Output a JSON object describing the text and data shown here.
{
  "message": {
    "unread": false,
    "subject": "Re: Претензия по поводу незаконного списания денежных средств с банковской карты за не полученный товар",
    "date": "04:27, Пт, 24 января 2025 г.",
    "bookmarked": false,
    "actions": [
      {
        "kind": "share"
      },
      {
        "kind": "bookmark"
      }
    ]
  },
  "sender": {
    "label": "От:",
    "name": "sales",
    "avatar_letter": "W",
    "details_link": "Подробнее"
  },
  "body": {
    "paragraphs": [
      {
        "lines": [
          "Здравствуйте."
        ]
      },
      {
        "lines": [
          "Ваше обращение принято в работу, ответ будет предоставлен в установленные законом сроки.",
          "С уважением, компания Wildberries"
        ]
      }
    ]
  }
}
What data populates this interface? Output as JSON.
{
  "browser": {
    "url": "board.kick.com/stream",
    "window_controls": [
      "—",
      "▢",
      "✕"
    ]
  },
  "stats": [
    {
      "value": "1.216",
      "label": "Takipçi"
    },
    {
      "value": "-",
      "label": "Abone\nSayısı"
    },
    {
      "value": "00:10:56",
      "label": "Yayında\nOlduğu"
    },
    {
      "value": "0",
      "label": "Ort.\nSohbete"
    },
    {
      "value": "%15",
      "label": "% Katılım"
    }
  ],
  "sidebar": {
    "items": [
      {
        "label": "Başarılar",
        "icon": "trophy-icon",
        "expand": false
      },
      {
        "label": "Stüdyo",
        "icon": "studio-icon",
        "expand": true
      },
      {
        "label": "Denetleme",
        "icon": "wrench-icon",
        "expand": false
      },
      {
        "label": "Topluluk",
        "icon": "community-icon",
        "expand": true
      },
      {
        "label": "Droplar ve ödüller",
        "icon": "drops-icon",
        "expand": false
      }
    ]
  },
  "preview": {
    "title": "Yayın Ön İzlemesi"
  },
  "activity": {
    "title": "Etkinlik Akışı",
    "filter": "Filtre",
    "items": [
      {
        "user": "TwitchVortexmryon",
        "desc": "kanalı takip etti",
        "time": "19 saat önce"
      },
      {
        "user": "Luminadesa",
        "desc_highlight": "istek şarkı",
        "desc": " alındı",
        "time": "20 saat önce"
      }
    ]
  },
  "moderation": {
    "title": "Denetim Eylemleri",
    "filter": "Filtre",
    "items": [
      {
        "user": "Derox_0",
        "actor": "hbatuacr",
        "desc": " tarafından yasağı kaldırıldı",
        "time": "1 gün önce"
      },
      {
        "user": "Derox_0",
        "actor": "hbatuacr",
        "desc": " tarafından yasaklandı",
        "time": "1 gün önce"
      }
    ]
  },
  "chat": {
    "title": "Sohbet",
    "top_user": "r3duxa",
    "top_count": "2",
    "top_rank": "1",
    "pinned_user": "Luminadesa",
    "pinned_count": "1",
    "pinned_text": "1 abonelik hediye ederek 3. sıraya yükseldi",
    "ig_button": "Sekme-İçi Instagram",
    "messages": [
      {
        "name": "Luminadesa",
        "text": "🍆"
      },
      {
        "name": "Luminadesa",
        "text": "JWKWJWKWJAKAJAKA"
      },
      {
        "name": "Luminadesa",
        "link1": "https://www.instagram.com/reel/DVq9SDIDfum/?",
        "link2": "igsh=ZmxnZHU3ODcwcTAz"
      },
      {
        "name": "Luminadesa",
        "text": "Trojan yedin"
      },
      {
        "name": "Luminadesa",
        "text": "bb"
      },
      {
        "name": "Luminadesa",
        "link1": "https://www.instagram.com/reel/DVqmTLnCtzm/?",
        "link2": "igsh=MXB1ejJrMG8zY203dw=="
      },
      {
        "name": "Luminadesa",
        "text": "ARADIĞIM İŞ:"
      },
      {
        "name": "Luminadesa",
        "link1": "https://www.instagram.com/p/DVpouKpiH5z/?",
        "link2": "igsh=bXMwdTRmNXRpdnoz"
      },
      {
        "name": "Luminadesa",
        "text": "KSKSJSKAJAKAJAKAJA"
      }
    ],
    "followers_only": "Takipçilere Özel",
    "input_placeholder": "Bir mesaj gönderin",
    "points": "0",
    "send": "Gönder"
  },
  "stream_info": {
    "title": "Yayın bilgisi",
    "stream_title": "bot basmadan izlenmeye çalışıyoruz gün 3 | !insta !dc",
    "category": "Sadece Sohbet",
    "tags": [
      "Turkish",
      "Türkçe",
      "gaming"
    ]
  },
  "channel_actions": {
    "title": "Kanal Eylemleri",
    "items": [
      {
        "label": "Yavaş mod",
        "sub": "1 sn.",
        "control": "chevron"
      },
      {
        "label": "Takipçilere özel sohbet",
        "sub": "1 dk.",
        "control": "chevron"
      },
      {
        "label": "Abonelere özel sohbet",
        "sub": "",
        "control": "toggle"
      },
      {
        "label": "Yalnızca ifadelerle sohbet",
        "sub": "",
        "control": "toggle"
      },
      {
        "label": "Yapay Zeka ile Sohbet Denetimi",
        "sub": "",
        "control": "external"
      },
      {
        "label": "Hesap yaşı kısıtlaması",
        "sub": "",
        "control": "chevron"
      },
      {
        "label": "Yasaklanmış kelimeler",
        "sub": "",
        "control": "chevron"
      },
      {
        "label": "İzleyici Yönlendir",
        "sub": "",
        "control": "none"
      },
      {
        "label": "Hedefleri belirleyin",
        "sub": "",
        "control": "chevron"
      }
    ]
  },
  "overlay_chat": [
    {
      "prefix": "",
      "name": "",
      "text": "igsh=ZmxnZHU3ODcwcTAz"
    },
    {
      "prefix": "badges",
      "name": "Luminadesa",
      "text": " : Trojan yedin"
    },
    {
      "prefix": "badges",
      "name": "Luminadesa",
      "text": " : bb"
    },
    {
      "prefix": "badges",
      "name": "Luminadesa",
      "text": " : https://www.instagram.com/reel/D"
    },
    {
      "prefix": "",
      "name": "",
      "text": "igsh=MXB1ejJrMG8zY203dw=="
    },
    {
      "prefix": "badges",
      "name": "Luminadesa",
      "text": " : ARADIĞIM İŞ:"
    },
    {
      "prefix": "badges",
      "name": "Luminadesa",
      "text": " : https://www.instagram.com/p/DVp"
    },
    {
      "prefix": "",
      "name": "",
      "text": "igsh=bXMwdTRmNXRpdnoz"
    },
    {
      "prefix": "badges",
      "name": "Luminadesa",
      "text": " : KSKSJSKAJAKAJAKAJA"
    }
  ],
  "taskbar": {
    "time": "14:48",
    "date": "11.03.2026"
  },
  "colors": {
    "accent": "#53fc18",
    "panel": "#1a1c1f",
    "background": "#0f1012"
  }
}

WHAT YOU NEED TO DO: Output the records exactly, including every line.

THE RESULT:
Output a JSON object describing the text and data shown here.
{
  "message": {
    "unread": false,
    "subject": "Re: Претензия по поводу незаконного списания денежных средств с банковской карты за не полученный товар",
    "date": "04:27, Пт, 24 января 2025 г.",
    "bookmarked": false,
    "actions": [
      {
        "kind": "share"
      },
      {
        "kind": "bookmark"
      }
    ]
  },
  "sender": {
    "label": "От:",
    "name": "sales",
    "avatar_letter": "W",
    "details_link": "Подробнее"
  },
  "body": {
    "paragraphs": [
      {
        "lines": [
          "Здравствуйте."
        ]
      },
      {
        "lines": [
          "Ваше обращение принято в работу, ответ будет предоставлен в установленные законом сроки.",
          "С уважением, компания Wildberries"
        ]
      }
    ]
  }
}
What data populates this interface? Output as JSON.
{
  "browser": {
    "url": "board.kick.com/stream",
    "window_controls": [
      "—",
      "▢",
      "✕"
    ]
  },
  "stats": [
    {
      "value": "1.216",
      "label": "Takipçi"
    },
    {
      "value": "-",
      "label": "Abone\nSayısı"
    },
    {
      "value": "00:10:56",
      "label": "Yayında\nOlduğu"
    },
    {
      "value": "0",
      "label": "Ort.\nSohbete"
    },
    {
      "value": "%15",
      "label": "% Katılım"
    }
  ],
  "sidebar": {
    "items": [
      {
        "label": "Başarılar",
        "icon": "trophy-icon",
        "expand": false
      },
      {
        "label": "Stüdyo",
        "icon": "studio-icon",
        "expand": true
      },
      {
        "label": "Denetleme",
        "icon": "wrench-icon",
        "expand": false
      },
      {
        "label": "Topluluk",
        "icon": "community-icon",
        "expand": true
      },
      {
        "label": "Droplar ve ödüller",
        "icon": "drops-icon",
        "expand": false
      }
    ]
  },
  "preview": {
    "title": "Yayın Ön İzlemesi"
  },
  "activity": {
    "title": "Etkinlik Akışı",
    "filter": "Filtre",
    "items": [
      {
        "user": "TwitchVortexmryon",
        "desc": "kanalı takip etti",
        "time": "19 saat önce"
      },
      {
        "user": "Luminadesa",
        "desc_highlight": "istek şarkı",
        "desc": " alındı",
        "time": "20 saat önce"
      }
    ]
  },
  "moderation": {
    "title": "Denetim Eylemleri",
    "filter": "Filtre",
    "items": [
      {
        "user": "Derox_0",
        "actor": "hbatuacr",
        "desc": " tarafından yasağı kaldırıldı",
        "time": "1 gün önce"
      },
      {
        "user": "Derox_0",
        "actor": "hbatuacr",
        "desc": " tarafından yasaklandı",
        "time": "1 gün önce"
      }
    ]
  },
  "chat": {
    "title": "Sohbet",
    "top_user": "r3duxa",
    "top_count": "2",
    "top_rank": "1",
    "pinned_user": "Luminadesa",
    "pinned_count": "1",
    "pinned_text": "1 abonelik hediye ederek 3. sıraya yükseldi",
    "ig_button": "Sekme-İçi Instagram",
    "messages": [
      {
        "name": "Luminadesa",
        "text": "🍆"
      },
      {
        "name": "Luminadesa",
        "text": "JWKWJWKWJAKAJAKA"
      },
      {
        "name": "Luminadesa",
        "link1": "https://www.instagram.com/reel/DVq9SDIDfum/?",
        "link2": "igsh=ZmxnZHU3ODcwcTAz"
      },
      {
        "name": "Luminadesa",
        "text": "Trojan yedin"
      },
      {
        "name": "Luminadesa",
        "text": "bb"
      },
      {
        "name": "Luminadesa",
        "link1": "https://www.instagram.com/reel/DVqmTLnCtzm/?",
        "link2": "igsh=MXB1ejJrMG8zY203dw=="
      },
      {
        "name": "Luminadesa",
        "text": "ARADIĞIM İŞ:"
      },
      {
        "name": "Luminadesa",
        "link1": "https://www.instagram.com/p/DVpouKpiH5z/?",
        "link2": "igsh=bXMwdTRmNXRpdnoz"
      },
      {
        "name": "Luminadesa",
        "text": "KSKSJSKAJAKAJAKAJA"
      }
    ],
    "followers_only": "Takipçilere Özel",
    "input_placeholder": "Bir mesaj gönderin",
    "points": "0",
    "send": "Gönder"
  },
  "stream_info": {
    "title": "Yayın bilgisi",
    "stream_title": "bot basmadan izlenmeye çalışıyoruz gün 3 | !insta !dc",
    "category": "Sadece Sohbet",
    "tags": [
      "Turkish",
      "Türkçe",
      "gaming"
    ]
  },
  "channel_actions": {
    "title": "Kanal Eylemleri",
    "items": [
      {
        "label": "Yavaş mod",
        "sub": "1 sn.",
        "control": "chevron"
      },
      {
        "label": "Takipçilere özel sohbet",
        "sub": "1 dk.",
        "control": "chevron"
      },
      {
        "label": "Abonelere özel sohbet",
        "sub": "",
        "control": "toggle"
      },
      {
        "label": "Yalnızca ifadelerle sohbet",
        "sub": "",
        "control": "toggle"
      },
      {
        "label": "Yapay Zeka ile Sohbet Denetimi",
        "sub": "",
        "control": "external"
      },
      {
        "label": "Hesap yaşı kısıtlaması",
        "sub": "",
        "control": "chevron"
      },
      {
        "label": "Yasaklanmış kelimeler",
        "sub": "",
        "control": "chevron"
      },
      {
        "label": "İzleyici Yönlendir",
        "sub": "",
        "control": "none"
      },
      {
        "label": "Hedefleri belirleyin",
        "sub": "",
        "control": "chevron"
      }
    ]
  },
  "overlay_chat": [
    {
      "prefix": "",
      "name": "",
      "text": "igsh=ZmxnZHU3ODcwcTAz"
    },
    {
      "prefix": "badges",
      "name": "Luminadesa",
      "text": " : Trojan yedin"
    },
    {
      "prefix": "badges",
      "name": "Luminadesa",
      "text": " : bb"
    },
    {
      "prefix": "badges",
      "name": "Luminadesa",
      "text": " : https://www.instagram.com/reel/D"
    },
    {
      "prefix": "",
      "name": "",
      "text": "igsh=MXB1ejJrMG8zY203dw=="
    },
    {
      "prefix": "badges",
      "name": "Luminadesa",
      "text": " : ARADIĞIM İŞ:"
    },
    {
      "prefix": "badges",
      "name": "Luminadesa",
      "text": " : https://www.instagram.com/p/DVp"
    },
    {
      "prefix": "",
      "name": "",
      "text": "igsh=bXMwdTRmNXRpdnoz"
    },
    {
      "prefix": "badges",
      "name": "Luminadesa",
      "text": " : KSKSJSKAJAKAJAKAJA"
    }
  ],
  "taskbar": {
    "time": "14:48",
    "date": "11.03.2026"
  },
  "colors": {
    "accent": "#53fc18",
    "panel": "#1a1c1f",
    "background": "#0f1012"
  }
}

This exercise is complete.